Items listed in a dataset
===
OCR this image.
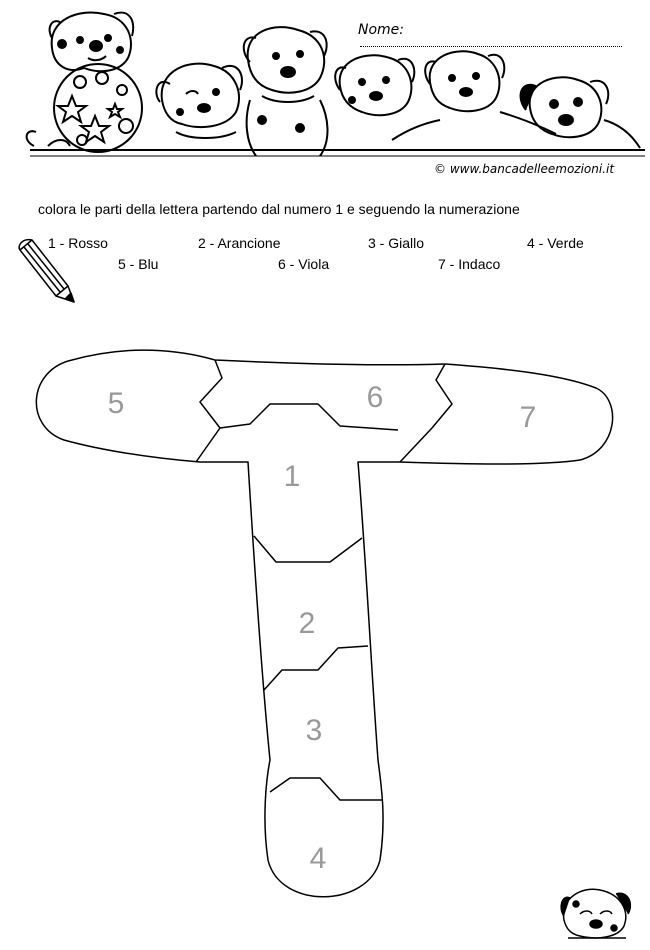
Nome:
© www.bancadelleemozioni.it
colora le parti della lettera partendo dal numero 1 e seguendo la numerazione
1 - Rosso	2 - Arancione	3 - Giallo	4 - Verde
5 - Blu	6 - Viola	7 - Indaco
5	6
7
1
2
3
4
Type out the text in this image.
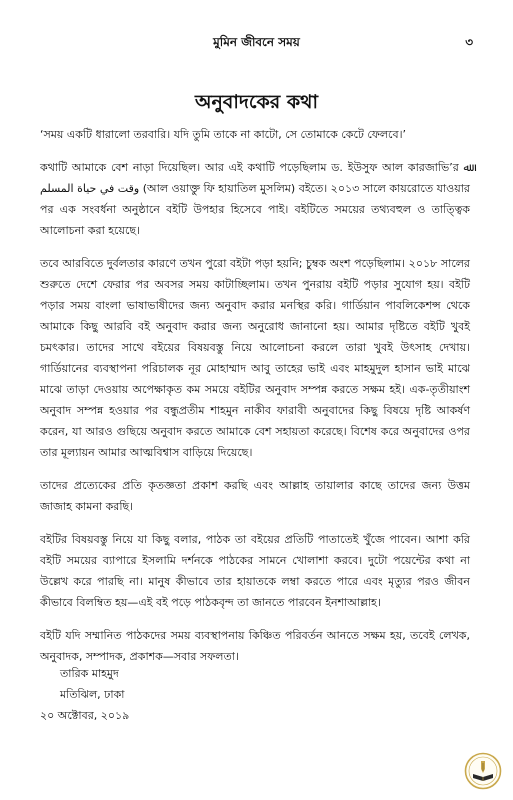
মুমিন জীবনে সময়	৩
অনুবাদকের কথা

‘সময় একটি ধারালো তরবারি। যদি তুমি তাকে না কাটো, সে তোমাকে কেটে ফেলবে।’

কথাটি আমাকে বেশ নাড়া দিয়েছিল। আর এই কথাটি পড়েছিলাম ড. ইউসুফ আল কারজাভি’র ﷲ وقت في حياة المسلم (আল ওয়াক্তু ফি হায়াতিল মুসলিম) বইতে। ২০১৩ সালে কায়রোতে যাওয়ার পর এক সংবর্ধনা অনুষ্ঠানে বইটি উপহার হিসেবে পাই। বইটিতে সময়ের তথ্যবহুল ও তাত্ত্বিক আলোচনা করা হয়েছে।

তবে আরবিতে দুর্বলতার কারণে তখন পুরো বইটা পড়া হয়নি; চুম্বক অংশ পড়েছিলাম। ২০১৮ সালের শুরুতে দেশে ফেরার পর অবসর সময় কাটাচ্ছিলাম। তখন পুনরায় বইটি পড়ার সুযোগ হয়। বইটি পড়ার সময় বাংলা ভাষাভাষীদের জন্য অনুবাদ করার মনস্থির করি। গার্ডিয়ান পাবলিকেশন্স থেকে আমাকে কিছু আরবি বই অনুবাদ করার জন্য অনুরোধ জানানো হয়। আমার দৃষ্টিতে বইটি খুবই চমৎকার। তাদের সাথে বইয়ের বিষয়বস্তু নিয়ে আলোচনা করলে তারা খুবই উৎসাহ দেখায়। গার্ডিয়ানের ব্যবস্থাপনা পরিচালক নূর মোহাম্মাদ আবু তাহের ভাই এবং মাহমুদুল হাসান ভাই মাঝে মাঝে তাড়া দেওয়ায় অপেক্ষাকৃত কম সময়ে বইটির অনুবাদ সম্পন্ন করতে সক্ষম হই। এক-তৃতীয়াংশ অনুবাদ সম্পন্ন হওয়ার পর বন্ধুপ্রতীম শাহমুন নাকীব ফারাবী অনুবাদের কিছু বিষয়ে দৃষ্টি আকর্ষণ করেন, যা আরও গুছিয়ে অনুবাদ করতে আমাকে বেশ সহায়তা করেছে। বিশেষ করে অনুবাদের ওপর তার মূল্যায়ন আমার আত্মবিশ্বাস বাড়িয়ে দিয়েছে।

তাদের প্রত্যেকের প্রতি কৃতজ্ঞতা প্রকাশ করছি এবং আল্লাহ তায়ালার কাছে তাদের জন্য উত্তম জাজাহ কামনা করছি।

বইটির বিষয়বস্তু নিয়ে যা কিছু বলার, পাঠক তা বইয়ের প্রতিটি পাতাতেই খুঁজে পাবেন। আশা করি বইটি সময়ের ব্যাপারে ইসলামি দর্শনকে পাঠকের সামনে খোলাশা করবে। দুটো পয়েন্টের কথা না উল্লেখ করে পারছি না। মানুষ কীভাবে তার হায়াতকে লম্বা করতে পারে এবং মৃত্যুর পরও জীবন কীভাবে বিলম্বিত হয়—এই বই পড়ে পাঠকবৃন্দ তা জানতে পারবেন ইনশাআল্লাহ।

বইটি যদি সম্মানিত পাঠকদের সময় ব্যবস্থাপনায় কিঞ্চিত পরিবর্তন আনতে সক্ষম হয়, তবেই লেখক, অনুবাদক, সম্পাদক, প্রকাশক—সবার সফলতা।

তারিক মাহমুদ
মতিঝিল, ঢাকা
২০ অক্টোবর, ২০১৯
===
Direction:
Give an exact reproduction of every line, leaving out any picture.

Response to the task:
OCR this image.
Nome:
© www.bancadelleemozioni.it
colora le parti della lettera partendo dal numero 1 e seguendo la numerazione
1 - Rosso	2 - Arancione	3 - Giallo	4 - Verde
5 - Blu	6 - Viola	7 - Indaco
5	6
7
1
2
3
4
Type out the text in this image.
মুমিন জীবনে সময়	৩
অনুবাদকের কথা

‘সময় একটি ধারালো তরবারি। যদি তুমি তাকে না কাটো, সে তোমাকে কেটে ফেলবে।’

কথাটি আমাকে বেশ নাড়া দিয়েছিল। আর এই কথাটি পড়েছিলাম ড. ইউসুফ আল কারজাভি’র ﷲ وقت في حياة المسلم (আল ওয়াক্তু ফি হায়াতিল মুসলিম) বইতে। ২০১৩ সালে কায়রোতে যাওয়ার পর এক সংবর্ধনা অনুষ্ঠানে বইটি উপহার হিসেবে পাই। বইটিতে সময়ের তথ্যবহুল ও তাত্ত্বিক আলোচনা করা হয়েছে।

তবে আরবিতে দুর্বলতার কারণে তখন পুরো বইটা পড়া হয়নি; চুম্বক অংশ পড়েছিলাম। ২০১৮ সালের শুরুতে দেশে ফেরার পর অবসর সময় কাটাচ্ছিলাম। তখন পুনরায় বইটি পড়ার সুযোগ হয়। বইটি পড়ার সময় বাংলা ভাষাভাষীদের জন্য অনুবাদ করার মনস্থির করি। গার্ডিয়ান পাবলিকেশন্স থেকে আমাকে কিছু আরবি বই অনুবাদ করার জন্য অনুরোধ জানানো হয়। আমার দৃষ্টিতে বইটি খুবই চমৎকার। তাদের সাথে বইয়ের বিষয়বস্তু নিয়ে আলোচনা করলে তারা খুবই উৎসাহ দেখায়। গার্ডিয়ানের ব্যবস্থাপনা পরিচালক নূর মোহাম্মাদ আবু তাহের ভাই এবং মাহমুদুল হাসান ভাই মাঝে মাঝে তাড়া দেওয়ায় অপেক্ষাকৃত কম সময়ে বইটির অনুবাদ সম্পন্ন করতে সক্ষম হই। এক-তৃতীয়াংশ অনুবাদ সম্পন্ন হওয়ার পর বন্ধুপ্রতীম শাহমুন নাকীব ফারাবী অনুবাদের কিছু বিষয়ে দৃষ্টি আকর্ষণ করেন, যা আরও গুছিয়ে অনুবাদ করতে আমাকে বেশ সহায়তা করেছে। বিশেষ করে অনুবাদের ওপর তার মূল্যায়ন আমার আত্মবিশ্বাস বাড়িয়ে দিয়েছে।

তাদের প্রত্যেকের প্রতি কৃতজ্ঞতা প্রকাশ করছি এবং আল্লাহ তায়ালার কাছে তাদের জন্য উত্তম জাজাহ কামনা করছি।

বইটির বিষয়বস্তু নিয়ে যা কিছু বলার, পাঠক তা বইয়ের প্রতিটি পাতাতেই খুঁজে পাবেন। আশা করি বইটি সময়ের ব্যাপারে ইসলামি দর্শনকে পাঠকের সামনে খোলাশা করবে। দুটো পয়েন্টের কথা না উল্লেখ করে পারছি না। মানুষ কীভাবে তার হায়াতকে লম্বা করতে পারে এবং মৃত্যুর পরও জীবন কীভাবে বিলম্বিত হয়—এই বই পড়ে পাঠকবৃন্দ তা জানতে পারবেন ইনশাআল্লাহ।

বইটি যদি সম্মানিত পাঠকদের সময় ব্যবস্থাপনায় কিঞ্চিত পরিবর্তন আনতে সক্ষম হয়, তবেই লেখক, অনুবাদক, সম্পাদক, প্রকাশক—সবার সফলতা।

তারিক মাহমুদ
মতিঝিল, ঢাকা
২০ অক্টোবর, ২০১৯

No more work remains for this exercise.